## AIM OF THE EXERCISE
Write out the material exactly. Do not include the pictures.

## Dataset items
┄┄┄┄┄┄

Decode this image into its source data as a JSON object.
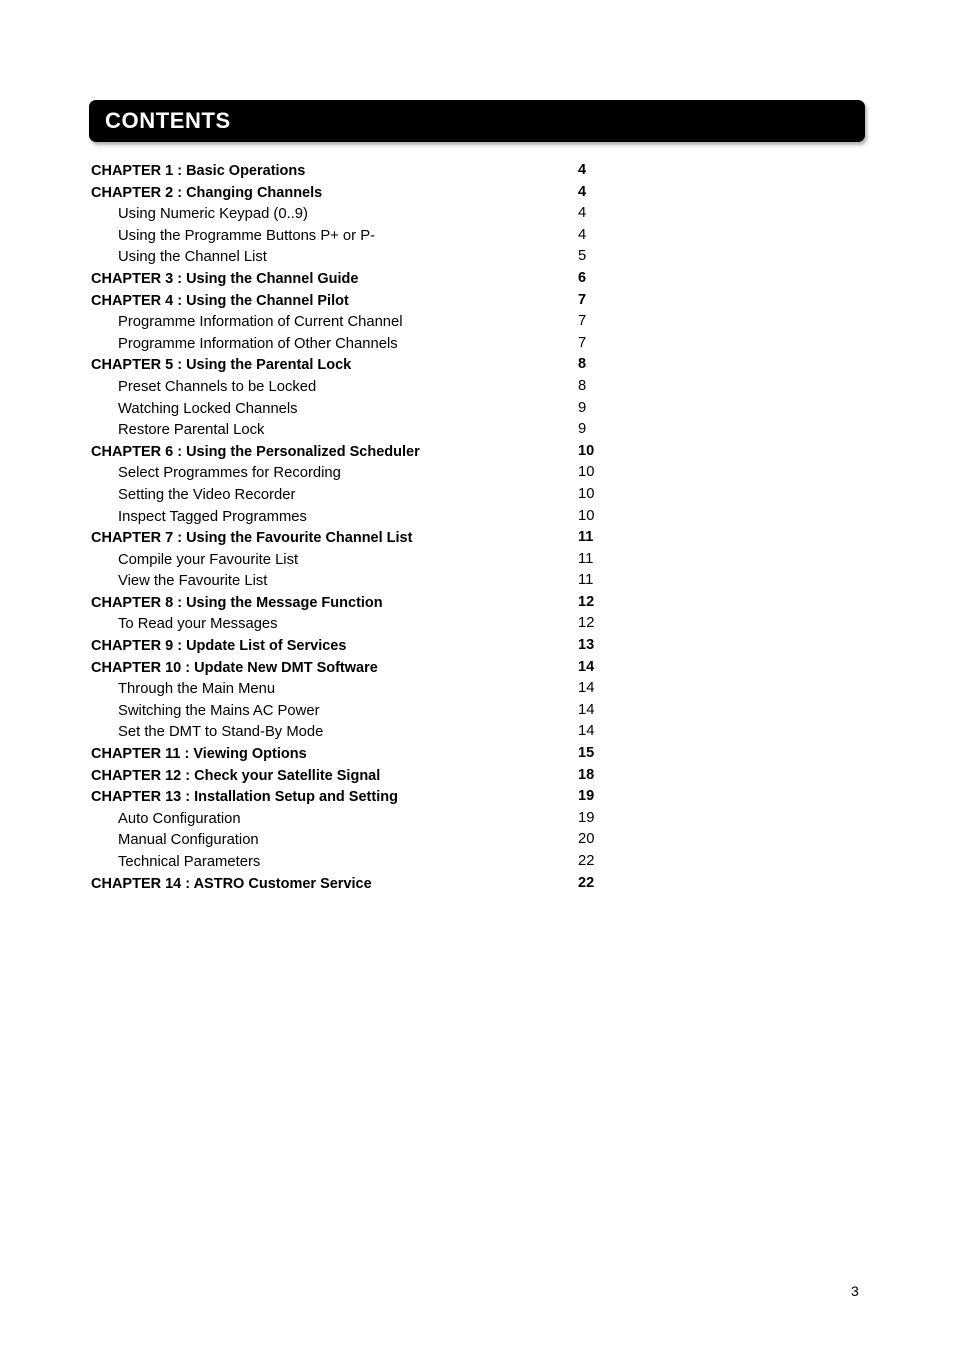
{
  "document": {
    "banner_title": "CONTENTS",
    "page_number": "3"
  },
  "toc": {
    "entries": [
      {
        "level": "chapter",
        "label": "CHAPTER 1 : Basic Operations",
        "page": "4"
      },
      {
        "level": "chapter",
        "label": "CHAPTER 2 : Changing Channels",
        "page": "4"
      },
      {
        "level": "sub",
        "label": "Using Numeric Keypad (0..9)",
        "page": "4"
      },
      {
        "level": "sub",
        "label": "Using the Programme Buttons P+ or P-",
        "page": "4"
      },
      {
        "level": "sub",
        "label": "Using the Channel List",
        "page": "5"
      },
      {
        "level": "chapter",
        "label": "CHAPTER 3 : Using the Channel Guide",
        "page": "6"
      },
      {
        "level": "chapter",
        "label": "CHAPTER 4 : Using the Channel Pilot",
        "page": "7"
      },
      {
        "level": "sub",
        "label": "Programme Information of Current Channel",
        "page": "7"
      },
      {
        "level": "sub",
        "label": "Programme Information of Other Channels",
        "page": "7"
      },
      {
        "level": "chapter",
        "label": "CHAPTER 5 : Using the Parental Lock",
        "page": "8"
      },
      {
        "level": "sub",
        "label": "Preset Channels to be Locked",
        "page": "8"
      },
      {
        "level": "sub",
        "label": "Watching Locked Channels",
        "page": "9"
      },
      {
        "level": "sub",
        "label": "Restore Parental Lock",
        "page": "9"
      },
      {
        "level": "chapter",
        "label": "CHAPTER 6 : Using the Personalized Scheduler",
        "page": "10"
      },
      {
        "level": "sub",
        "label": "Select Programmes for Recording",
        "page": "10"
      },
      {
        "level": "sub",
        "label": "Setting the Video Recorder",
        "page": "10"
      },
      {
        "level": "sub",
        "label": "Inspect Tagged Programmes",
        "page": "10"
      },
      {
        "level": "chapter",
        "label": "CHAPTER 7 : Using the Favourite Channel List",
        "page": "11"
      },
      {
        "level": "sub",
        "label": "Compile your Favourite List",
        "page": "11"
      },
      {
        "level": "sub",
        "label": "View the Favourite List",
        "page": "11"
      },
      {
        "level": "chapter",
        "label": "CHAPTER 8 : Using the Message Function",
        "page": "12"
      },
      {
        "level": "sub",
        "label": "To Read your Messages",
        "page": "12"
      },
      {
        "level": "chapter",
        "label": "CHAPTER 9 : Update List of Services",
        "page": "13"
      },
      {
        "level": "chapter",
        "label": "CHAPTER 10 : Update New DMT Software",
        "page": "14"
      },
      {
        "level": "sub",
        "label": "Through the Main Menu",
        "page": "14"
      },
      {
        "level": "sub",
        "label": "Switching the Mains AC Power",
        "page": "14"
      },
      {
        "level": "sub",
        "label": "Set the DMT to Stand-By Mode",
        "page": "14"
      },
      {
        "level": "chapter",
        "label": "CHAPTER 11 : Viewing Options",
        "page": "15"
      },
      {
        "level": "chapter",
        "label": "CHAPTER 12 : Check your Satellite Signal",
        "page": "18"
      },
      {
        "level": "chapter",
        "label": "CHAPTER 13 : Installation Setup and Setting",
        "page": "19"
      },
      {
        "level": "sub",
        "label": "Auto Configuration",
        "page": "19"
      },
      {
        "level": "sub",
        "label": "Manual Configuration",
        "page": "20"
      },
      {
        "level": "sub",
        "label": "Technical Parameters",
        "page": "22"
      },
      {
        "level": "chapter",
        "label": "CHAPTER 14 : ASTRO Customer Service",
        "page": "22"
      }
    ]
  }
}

┄┄┄┄┄┄

## TASK ANSWER
Decode this image into its source data as a JSON object.
{
  "document": {
    "banner_title": "CONTENTS",
    "page_number": "3"
  },
  "toc": {
    "entries": [
      {
        "level": "chapter",
        "label": "CHAPTER 1 : Basic Operations",
        "page": "4"
      },
      {
        "level": "chapter",
        "label": "CHAPTER 2 : Changing Channels",
        "page": "4"
      },
      {
        "level": "sub",
        "label": "Using Numeric Keypad (0..9)",
        "page": "4"
      },
      {
        "level": "sub",
        "label": "Using the Programme Buttons P+ or P-",
        "page": "4"
      },
      {
        "level": "sub",
        "label": "Using the Channel List",
        "page": "5"
      },
      {
        "level": "chapter",
        "label": "CHAPTER 3 : Using the Channel Guide",
        "page": "6"
      },
      {
        "level": "chapter",
        "label": "CHAPTER 4 : Using the Channel Pilot",
        "page": "7"
      },
      {
        "level": "sub",
        "label": "Programme Information of Current Channel",
        "page": "7"
      },
      {
        "level": "sub",
        "label": "Programme Information of Other Channels",
        "page": "7"
      },
      {
        "level": "chapter",
        "label": "CHAPTER 5 : Using the Parental Lock",
        "page": "8"
      },
      {
        "level": "sub",
        "label": "Preset Channels to be Locked",
        "page": "8"
      },
      {
        "level": "sub",
        "label": "Watching Locked Channels",
        "page": "9"
      },
      {
        "level": "sub",
        "label": "Restore Parental Lock",
        "page": "9"
      },
      {
        "level": "chapter",
        "label": "CHAPTER 6 : Using the Personalized Scheduler",
        "page": "10"
      },
      {
        "level": "sub",
        "label": "Select Programmes for Recording",
        "page": "10"
      },
      {
        "level": "sub",
        "label": "Setting the Video Recorder",
        "page": "10"
      },
      {
        "level": "sub",
        "label": "Inspect Tagged Programmes",
        "page": "10"
      },
      {
        "level": "chapter",
        "label": "CHAPTER 7 : Using the Favourite Channel List",
        "page": "11"
      },
      {
        "level": "sub",
        "label": "Compile your Favourite List",
        "page": "11"
      },
      {
        "level": "sub",
        "label": "View the Favourite List",
        "page": "11"
      },
      {
        "level": "chapter",
        "label": "CHAPTER 8 : Using the Message Function",
        "page": "12"
      },
      {
        "level": "sub",
        "label": "To Read your Messages",
        "page": "12"
      },
      {
        "level": "chapter",
        "label": "CHAPTER 9 : Update List of Services",
        "page": "13"
      },
      {
        "level": "chapter",
        "label": "CHAPTER 10 : Update New DMT Software",
        "page": "14"
      },
      {
        "level": "sub",
        "label": "Through the Main Menu",
        "page": "14"
      },
      {
        "level": "sub",
        "label": "Switching the Mains AC Power",
        "page": "14"
      },
      {
        "level": "sub",
        "label": "Set the DMT to Stand-By Mode",
        "page": "14"
      },
      {
        "level": "chapter",
        "label": "CHAPTER 11 : Viewing Options",
        "page": "15"
      },
      {
        "level": "chapter",
        "label": "CHAPTER 12 : Check your Satellite Signal",
        "page": "18"
      },
      {
        "level": "chapter",
        "label": "CHAPTER 13 : Installation Setup and Setting",
        "page": "19"
      },
      {
        "level": "sub",
        "label": "Auto Configuration",
        "page": "19"
      },
      {
        "level": "sub",
        "label": "Manual Configuration",
        "page": "20"
      },
      {
        "level": "sub",
        "label": "Technical Parameters",
        "page": "22"
      },
      {
        "level": "chapter",
        "label": "CHAPTER 14 : ASTRO Customer Service",
        "page": "22"
      }
    ]
  }
}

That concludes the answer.